Extracted records
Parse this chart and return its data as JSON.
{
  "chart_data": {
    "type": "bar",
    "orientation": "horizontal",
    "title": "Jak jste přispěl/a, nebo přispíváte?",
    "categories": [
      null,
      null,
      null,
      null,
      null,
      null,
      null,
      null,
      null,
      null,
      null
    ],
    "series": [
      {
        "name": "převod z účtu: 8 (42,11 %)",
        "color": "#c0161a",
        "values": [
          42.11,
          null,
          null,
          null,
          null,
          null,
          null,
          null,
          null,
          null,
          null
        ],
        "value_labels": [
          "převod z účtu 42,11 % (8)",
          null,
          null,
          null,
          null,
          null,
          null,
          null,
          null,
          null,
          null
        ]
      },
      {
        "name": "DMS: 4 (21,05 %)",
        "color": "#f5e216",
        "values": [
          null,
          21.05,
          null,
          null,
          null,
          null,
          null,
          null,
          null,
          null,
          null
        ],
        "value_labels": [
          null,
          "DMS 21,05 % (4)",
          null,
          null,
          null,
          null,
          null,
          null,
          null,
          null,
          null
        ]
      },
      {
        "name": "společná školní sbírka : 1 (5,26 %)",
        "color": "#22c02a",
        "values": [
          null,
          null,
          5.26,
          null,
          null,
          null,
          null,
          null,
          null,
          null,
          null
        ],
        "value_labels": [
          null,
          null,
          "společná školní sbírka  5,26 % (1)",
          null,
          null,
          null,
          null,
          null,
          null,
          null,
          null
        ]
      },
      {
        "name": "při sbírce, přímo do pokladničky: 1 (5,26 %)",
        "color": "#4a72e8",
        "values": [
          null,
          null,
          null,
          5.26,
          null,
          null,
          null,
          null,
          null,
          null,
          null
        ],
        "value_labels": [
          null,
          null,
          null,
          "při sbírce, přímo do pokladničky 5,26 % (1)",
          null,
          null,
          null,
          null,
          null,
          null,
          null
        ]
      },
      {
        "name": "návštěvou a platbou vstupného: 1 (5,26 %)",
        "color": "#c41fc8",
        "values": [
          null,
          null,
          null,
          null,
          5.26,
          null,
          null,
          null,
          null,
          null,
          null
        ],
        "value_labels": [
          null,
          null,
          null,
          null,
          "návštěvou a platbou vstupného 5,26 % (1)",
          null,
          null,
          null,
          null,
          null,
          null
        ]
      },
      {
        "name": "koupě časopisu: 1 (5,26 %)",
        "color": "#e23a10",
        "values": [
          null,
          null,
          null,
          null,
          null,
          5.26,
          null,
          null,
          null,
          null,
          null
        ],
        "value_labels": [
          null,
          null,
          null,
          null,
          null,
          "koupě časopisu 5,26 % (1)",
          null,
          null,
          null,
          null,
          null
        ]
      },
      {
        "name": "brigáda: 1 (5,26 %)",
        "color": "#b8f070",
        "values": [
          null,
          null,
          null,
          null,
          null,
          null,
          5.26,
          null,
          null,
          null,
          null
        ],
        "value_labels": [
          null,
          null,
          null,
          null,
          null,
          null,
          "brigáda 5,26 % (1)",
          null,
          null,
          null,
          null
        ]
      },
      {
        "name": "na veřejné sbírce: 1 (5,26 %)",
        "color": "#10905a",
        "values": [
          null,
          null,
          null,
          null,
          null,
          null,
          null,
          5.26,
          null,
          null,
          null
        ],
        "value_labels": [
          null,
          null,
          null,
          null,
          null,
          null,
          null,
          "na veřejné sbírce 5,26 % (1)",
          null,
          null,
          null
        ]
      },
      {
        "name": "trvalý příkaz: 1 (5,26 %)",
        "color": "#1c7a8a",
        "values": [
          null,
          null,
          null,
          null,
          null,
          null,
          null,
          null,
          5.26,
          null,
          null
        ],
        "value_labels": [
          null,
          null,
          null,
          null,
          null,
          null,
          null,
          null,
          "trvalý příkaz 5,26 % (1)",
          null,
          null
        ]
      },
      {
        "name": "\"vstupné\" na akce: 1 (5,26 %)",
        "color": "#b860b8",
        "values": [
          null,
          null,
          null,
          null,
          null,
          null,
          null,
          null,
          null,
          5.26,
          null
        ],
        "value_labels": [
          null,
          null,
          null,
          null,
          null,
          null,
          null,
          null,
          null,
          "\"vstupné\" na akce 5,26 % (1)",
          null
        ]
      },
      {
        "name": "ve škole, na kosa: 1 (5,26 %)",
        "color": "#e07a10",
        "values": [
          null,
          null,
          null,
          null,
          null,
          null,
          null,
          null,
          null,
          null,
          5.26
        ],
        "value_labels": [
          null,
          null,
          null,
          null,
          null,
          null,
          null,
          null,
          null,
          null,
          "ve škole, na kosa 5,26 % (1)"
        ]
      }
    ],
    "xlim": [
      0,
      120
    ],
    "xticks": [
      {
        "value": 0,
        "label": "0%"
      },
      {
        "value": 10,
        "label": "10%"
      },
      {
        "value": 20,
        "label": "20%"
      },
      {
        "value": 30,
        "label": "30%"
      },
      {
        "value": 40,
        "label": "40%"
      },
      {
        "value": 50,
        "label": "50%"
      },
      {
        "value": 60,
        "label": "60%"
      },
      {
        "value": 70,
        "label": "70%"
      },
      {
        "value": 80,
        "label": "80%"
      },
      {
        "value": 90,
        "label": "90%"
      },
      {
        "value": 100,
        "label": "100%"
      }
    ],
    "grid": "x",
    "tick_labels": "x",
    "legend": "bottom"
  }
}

* [WHAT THE TASK ASKS] Wherever a line in the data above holds "kosa", copy that line.

* [COMPLETED EXERCISE]
        "name": "ve škole, na kosa: 1 (5,26 %)",
          "ve škole, na kosa 5,26 % (1)"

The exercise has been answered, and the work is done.